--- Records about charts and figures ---
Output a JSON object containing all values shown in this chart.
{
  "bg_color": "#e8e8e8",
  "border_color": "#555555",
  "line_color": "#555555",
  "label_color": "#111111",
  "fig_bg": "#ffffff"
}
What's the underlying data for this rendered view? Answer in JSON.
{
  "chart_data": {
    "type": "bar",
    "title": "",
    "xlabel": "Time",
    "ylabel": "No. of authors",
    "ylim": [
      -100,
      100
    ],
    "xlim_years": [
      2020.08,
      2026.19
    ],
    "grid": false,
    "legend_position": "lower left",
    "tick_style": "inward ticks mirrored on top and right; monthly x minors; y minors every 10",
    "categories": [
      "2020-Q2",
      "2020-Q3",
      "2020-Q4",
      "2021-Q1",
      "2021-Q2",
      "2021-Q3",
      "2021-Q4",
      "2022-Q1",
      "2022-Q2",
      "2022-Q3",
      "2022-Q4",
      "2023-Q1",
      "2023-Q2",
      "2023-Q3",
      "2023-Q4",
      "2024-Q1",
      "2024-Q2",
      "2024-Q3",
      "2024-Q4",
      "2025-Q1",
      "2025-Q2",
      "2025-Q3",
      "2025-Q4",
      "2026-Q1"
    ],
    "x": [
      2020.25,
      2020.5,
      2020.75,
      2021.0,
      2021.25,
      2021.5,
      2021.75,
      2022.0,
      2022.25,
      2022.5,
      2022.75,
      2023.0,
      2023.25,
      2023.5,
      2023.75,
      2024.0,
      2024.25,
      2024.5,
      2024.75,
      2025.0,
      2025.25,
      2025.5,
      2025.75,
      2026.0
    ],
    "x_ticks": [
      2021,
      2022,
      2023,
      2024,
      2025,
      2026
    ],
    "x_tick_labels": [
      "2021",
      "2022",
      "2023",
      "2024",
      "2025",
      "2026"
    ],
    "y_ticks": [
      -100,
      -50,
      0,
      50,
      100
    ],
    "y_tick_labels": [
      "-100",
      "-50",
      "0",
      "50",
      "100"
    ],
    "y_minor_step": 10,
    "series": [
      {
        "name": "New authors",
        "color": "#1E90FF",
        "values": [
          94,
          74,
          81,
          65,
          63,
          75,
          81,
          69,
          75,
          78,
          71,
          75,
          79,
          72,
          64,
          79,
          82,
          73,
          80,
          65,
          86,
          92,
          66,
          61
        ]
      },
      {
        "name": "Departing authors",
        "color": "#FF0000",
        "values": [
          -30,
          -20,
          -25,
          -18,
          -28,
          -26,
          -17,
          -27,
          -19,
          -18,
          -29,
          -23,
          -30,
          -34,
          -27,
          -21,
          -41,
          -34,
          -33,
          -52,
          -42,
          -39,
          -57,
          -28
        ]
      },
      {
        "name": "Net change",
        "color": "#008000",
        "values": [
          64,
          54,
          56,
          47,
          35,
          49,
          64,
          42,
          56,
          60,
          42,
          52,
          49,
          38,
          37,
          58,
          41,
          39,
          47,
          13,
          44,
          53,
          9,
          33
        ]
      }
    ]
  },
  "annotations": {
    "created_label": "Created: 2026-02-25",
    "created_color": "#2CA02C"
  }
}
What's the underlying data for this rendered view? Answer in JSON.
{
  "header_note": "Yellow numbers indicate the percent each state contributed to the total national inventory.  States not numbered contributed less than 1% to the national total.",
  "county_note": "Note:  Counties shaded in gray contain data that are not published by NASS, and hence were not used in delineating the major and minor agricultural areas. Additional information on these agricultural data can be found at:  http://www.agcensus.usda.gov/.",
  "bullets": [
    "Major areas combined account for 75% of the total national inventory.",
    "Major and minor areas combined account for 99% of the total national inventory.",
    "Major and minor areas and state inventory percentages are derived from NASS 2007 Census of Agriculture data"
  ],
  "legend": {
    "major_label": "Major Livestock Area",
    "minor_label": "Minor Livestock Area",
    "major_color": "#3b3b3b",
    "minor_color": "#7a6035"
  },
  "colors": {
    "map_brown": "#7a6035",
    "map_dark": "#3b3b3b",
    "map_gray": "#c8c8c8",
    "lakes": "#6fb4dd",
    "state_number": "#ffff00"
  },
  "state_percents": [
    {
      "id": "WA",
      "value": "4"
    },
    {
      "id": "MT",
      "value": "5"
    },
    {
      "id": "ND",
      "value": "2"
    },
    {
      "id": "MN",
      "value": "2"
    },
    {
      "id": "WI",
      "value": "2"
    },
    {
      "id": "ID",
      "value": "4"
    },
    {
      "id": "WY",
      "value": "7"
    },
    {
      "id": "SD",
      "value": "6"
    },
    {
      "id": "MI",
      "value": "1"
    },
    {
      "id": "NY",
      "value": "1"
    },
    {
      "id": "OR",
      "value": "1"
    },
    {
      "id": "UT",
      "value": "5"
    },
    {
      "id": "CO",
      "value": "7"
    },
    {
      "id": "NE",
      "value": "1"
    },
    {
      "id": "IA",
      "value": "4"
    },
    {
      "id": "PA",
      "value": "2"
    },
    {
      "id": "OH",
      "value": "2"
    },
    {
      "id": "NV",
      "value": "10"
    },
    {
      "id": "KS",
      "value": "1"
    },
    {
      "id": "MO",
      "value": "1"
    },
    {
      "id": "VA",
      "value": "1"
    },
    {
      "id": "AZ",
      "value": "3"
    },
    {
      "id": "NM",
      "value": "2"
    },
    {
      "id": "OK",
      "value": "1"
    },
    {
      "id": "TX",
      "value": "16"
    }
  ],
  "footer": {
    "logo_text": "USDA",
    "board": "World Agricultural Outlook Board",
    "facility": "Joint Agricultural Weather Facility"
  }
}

--- Set task ---
Go through the data and count each line that has the word "authors", then give the total alone.

--- Task output ---
3